▶ [RECORDS FOR PROCESSING]
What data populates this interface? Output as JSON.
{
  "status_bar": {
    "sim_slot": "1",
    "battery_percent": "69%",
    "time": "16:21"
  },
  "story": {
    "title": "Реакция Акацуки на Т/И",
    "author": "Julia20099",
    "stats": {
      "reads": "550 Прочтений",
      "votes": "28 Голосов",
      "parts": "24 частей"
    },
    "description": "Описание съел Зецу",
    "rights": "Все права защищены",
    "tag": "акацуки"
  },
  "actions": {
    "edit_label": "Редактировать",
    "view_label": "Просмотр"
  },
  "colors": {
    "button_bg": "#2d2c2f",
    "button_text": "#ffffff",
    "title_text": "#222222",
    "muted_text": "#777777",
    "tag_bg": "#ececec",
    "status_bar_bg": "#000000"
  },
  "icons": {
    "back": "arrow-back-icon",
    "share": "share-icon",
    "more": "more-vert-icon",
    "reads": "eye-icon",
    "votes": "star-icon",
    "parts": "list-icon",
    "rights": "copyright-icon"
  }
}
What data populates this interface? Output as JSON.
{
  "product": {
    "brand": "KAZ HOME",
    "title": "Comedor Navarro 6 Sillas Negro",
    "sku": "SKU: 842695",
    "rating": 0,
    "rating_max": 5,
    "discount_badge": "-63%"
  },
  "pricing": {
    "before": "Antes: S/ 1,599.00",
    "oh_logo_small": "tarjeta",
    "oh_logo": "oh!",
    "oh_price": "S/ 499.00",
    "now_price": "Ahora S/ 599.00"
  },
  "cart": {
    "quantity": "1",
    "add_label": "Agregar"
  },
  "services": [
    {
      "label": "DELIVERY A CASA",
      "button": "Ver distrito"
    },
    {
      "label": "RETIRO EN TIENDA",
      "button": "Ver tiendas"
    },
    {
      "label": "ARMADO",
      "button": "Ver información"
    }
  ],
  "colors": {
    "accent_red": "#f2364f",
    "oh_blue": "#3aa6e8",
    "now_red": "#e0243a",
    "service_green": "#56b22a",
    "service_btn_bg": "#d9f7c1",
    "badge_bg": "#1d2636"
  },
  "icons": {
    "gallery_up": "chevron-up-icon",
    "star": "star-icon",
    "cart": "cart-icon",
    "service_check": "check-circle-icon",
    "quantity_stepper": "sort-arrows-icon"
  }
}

▶ [WHAT THE TASK ASKS] Copy every line above that holds the word "rights".

▶ [RESPONSE]
    "rights": "Все права защищены",
    "rights": "copyright-icon"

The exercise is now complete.